▶ [WHAT THE TASK REQUIRES]: Identify all lines below that hold "反应的离子方程式为" and collect them.

▶ [Collected data entries]:
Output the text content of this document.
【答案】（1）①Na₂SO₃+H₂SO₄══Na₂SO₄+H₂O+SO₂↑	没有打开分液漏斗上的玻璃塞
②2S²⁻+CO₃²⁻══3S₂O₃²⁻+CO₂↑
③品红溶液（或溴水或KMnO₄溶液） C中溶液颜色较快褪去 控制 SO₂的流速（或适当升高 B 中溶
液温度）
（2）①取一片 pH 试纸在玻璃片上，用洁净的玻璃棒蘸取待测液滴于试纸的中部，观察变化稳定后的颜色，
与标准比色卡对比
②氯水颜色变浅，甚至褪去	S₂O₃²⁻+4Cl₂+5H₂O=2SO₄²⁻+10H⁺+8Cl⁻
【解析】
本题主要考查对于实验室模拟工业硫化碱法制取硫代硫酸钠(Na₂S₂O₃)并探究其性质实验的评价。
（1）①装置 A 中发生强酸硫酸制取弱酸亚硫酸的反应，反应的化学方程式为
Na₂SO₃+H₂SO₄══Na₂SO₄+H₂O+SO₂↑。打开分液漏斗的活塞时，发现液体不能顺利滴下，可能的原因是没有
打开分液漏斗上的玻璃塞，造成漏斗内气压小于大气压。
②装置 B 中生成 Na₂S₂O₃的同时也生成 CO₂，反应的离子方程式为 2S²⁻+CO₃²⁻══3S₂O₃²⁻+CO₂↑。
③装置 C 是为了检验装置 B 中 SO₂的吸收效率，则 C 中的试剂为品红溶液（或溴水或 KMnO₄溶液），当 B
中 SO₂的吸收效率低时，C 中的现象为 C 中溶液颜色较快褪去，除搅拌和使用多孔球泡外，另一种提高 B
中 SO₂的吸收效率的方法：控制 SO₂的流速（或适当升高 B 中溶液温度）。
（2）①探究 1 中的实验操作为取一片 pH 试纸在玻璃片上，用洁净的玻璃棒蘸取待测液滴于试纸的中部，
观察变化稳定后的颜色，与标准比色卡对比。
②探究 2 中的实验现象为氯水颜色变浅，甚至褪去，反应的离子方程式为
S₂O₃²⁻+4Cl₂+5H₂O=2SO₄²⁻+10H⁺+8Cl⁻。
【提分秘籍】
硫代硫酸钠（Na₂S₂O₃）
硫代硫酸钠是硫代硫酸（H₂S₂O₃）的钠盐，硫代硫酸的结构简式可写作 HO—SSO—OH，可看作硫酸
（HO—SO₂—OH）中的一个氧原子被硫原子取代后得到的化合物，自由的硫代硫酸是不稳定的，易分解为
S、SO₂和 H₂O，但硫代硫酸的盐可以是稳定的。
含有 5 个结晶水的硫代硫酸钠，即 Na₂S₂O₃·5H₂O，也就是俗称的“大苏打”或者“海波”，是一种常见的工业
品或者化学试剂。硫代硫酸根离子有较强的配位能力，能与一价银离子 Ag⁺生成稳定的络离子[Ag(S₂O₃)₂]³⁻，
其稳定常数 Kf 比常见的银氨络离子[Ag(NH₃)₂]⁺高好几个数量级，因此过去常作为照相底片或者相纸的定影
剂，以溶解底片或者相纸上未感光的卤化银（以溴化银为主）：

▶ [EXERCISE RESPONSE]:
②装置 B 中生成 Na₂S₂O₃的同时也生成 CO₂，反应的离子方程式为 2S²⁻+CO₃²⁻══3S₂O₃²⁻+CO₂↑。
②探究 2 中的实验现象为氯水颜色变浅，甚至褪去，反应的离子方程式为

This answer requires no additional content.